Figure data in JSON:

==============================

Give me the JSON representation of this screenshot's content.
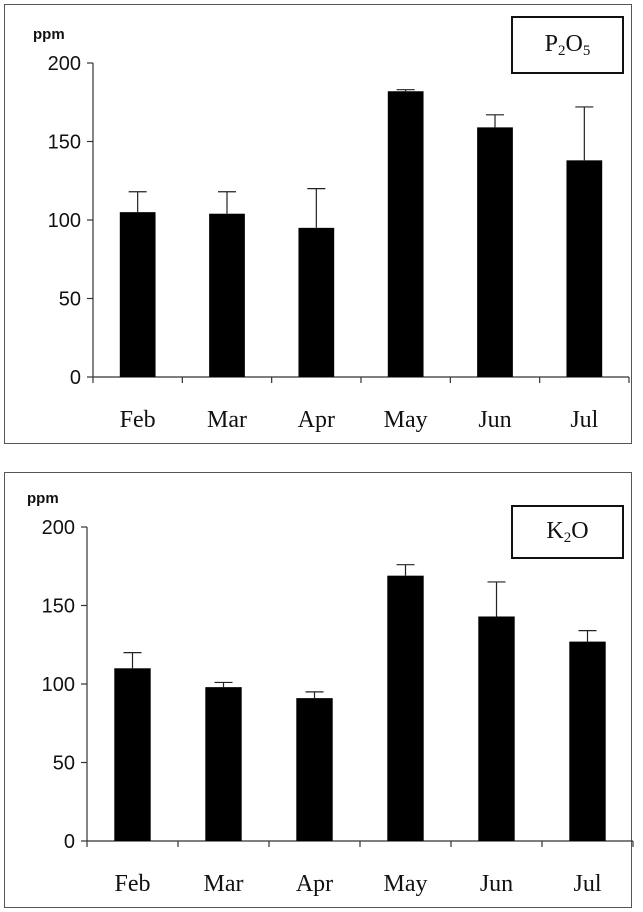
{
  "chart_data": [
    {
      "type": "bar",
      "title": "",
      "legend_label_parts": [
        "P",
        "2",
        "O",
        "5"
      ],
      "legend_placement": "top-right",
      "ylabel": "ppm",
      "xlabel": "",
      "ylim": [
        0,
        200
      ],
      "yticks": [
        0,
        50,
        100,
        150,
        200
      ],
      "categories": [
        "Feb",
        "Mar",
        "Apr",
        "May",
        "Jun",
        "Jul"
      ],
      "values": [
        105,
        104,
        95,
        182,
        159,
        138
      ],
      "error_upper": [
        118,
        118,
        120,
        183,
        167,
        172
      ],
      "bar_color": "#000000",
      "grid": false
    },
    {
      "type": "bar",
      "title": "",
      "legend_label_parts": [
        "K",
        "2",
        "O"
      ],
      "legend_placement": "top-right",
      "ylabel": "ppm",
      "xlabel": "",
      "ylim": [
        0,
        200
      ],
      "yticks": [
        0,
        50,
        100,
        150,
        200
      ],
      "categories": [
        "Feb",
        "Mar",
        "Apr",
        "May",
        "Jun",
        "Jul"
      ],
      "values": [
        110,
        98,
        91,
        169,
        143,
        127
      ],
      "error_upper": [
        120,
        101,
        95,
        176,
        165,
        134
      ],
      "bar_color": "#000000",
      "grid": false
    }
  ]
}
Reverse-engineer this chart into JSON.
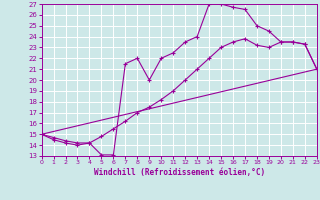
{
  "xlabel": "Windchill (Refroidissement éolien,°C)",
  "bg_color": "#cde8e8",
  "grid_color": "#ffffff",
  "line_color": "#990099",
  "xlim": [
    0,
    23
  ],
  "ylim": [
    13,
    27
  ],
  "xticks": [
    0,
    1,
    2,
    3,
    4,
    5,
    6,
    7,
    8,
    9,
    10,
    11,
    12,
    13,
    14,
    15,
    16,
    17,
    18,
    19,
    20,
    21,
    22,
    23
  ],
  "yticks": [
    13,
    14,
    15,
    16,
    17,
    18,
    19,
    20,
    21,
    22,
    23,
    24,
    25,
    26,
    27
  ],
  "curve1_x": [
    0,
    1,
    2,
    3,
    4,
    5,
    6,
    7,
    8,
    9,
    10,
    11,
    12,
    13,
    14,
    15,
    16,
    17,
    18,
    19,
    20,
    21,
    22,
    23
  ],
  "curve1_y": [
    15.0,
    14.7,
    14.4,
    14.2,
    14.2,
    13.1,
    13.1,
    21.5,
    22.0,
    20.0,
    22.0,
    22.5,
    23.5,
    24.0,
    27.0,
    27.0,
    26.7,
    26.5,
    25.0,
    24.5,
    23.5,
    23.5,
    23.3,
    21.0
  ],
  "curve2_x": [
    0,
    1,
    2,
    3,
    4,
    5,
    6,
    7,
    8,
    9,
    10,
    11,
    12,
    13,
    14,
    15,
    16,
    17,
    18,
    19,
    20,
    21,
    22,
    23
  ],
  "curve2_y": [
    15.0,
    14.5,
    14.2,
    14.0,
    14.2,
    14.8,
    15.5,
    16.2,
    17.0,
    17.5,
    18.2,
    19.0,
    20.0,
    21.0,
    22.0,
    23.0,
    23.5,
    23.8,
    23.2,
    23.0,
    23.5,
    23.5,
    23.3,
    21.0
  ],
  "curve3_x": [
    0,
    23
  ],
  "curve3_y": [
    15.0,
    21.0
  ]
}
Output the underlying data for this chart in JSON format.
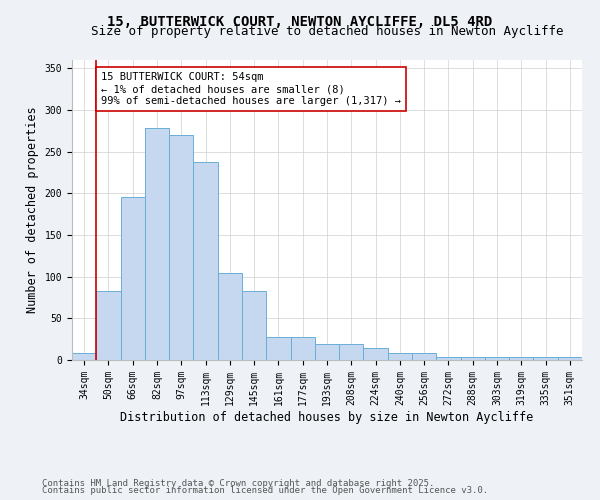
{
  "title1": "15, BUTTERWICK COURT, NEWTON AYCLIFFE, DL5 4RD",
  "title2": "Size of property relative to detached houses in Newton Aycliffe",
  "xlabel": "Distribution of detached houses by size in Newton Aycliffe",
  "ylabel": "Number of detached properties",
  "categories": [
    "34sqm",
    "50sqm",
    "66sqm",
    "82sqm",
    "97sqm",
    "113sqm",
    "129sqm",
    "145sqm",
    "161sqm",
    "177sqm",
    "193sqm",
    "208sqm",
    "224sqm",
    "240sqm",
    "256sqm",
    "272sqm",
    "288sqm",
    "303sqm",
    "319sqm",
    "335sqm",
    "351sqm"
  ],
  "values": [
    8,
    83,
    196,
    278,
    270,
    238,
    104,
    83,
    28,
    28,
    19,
    19,
    15,
    8,
    8,
    4,
    4,
    4,
    4,
    4,
    4
  ],
  "bar_color": "#c5d8f0",
  "bar_edge_color": "#6aaed6",
  "marker_bar_index": 1,
  "marker_color": "#cc0000",
  "annotation_text": "15 BUTTERWICK COURT: 54sqm\n← 1% of detached houses are smaller (8)\n99% of semi-detached houses are larger (1,317) →",
  "annotation_box_color": "#ffffff",
  "annotation_border_color": "#cc0000",
  "ylim": [
    0,
    360
  ],
  "yticks": [
    0,
    50,
    100,
    150,
    200,
    250,
    300,
    350
  ],
  "footer1": "Contains HM Land Registry data © Crown copyright and database right 2025.",
  "footer2": "Contains public sector information licensed under the Open Government Licence v3.0.",
  "bg_color": "#eef2f7",
  "plot_bg_color": "#ffffff",
  "title_fontsize": 10,
  "subtitle_fontsize": 9,
  "axis_label_fontsize": 8.5,
  "tick_fontsize": 7,
  "annotation_fontsize": 7.5,
  "footer_fontsize": 6.5
}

==============================

What is asked -
Copy each line above where the string "BUTTERWICK" occurs.

Final result -
  "title1": "15, BUTTERWICK COURT, NEWTON AYCLIFFE, DL5 4RD",
  "annotation_text": "15 BUTTERWICK COURT: 54sqm\n← 1% of detached houses are smaller (8)\n99% of semi-detached houses are larger (1,317) →",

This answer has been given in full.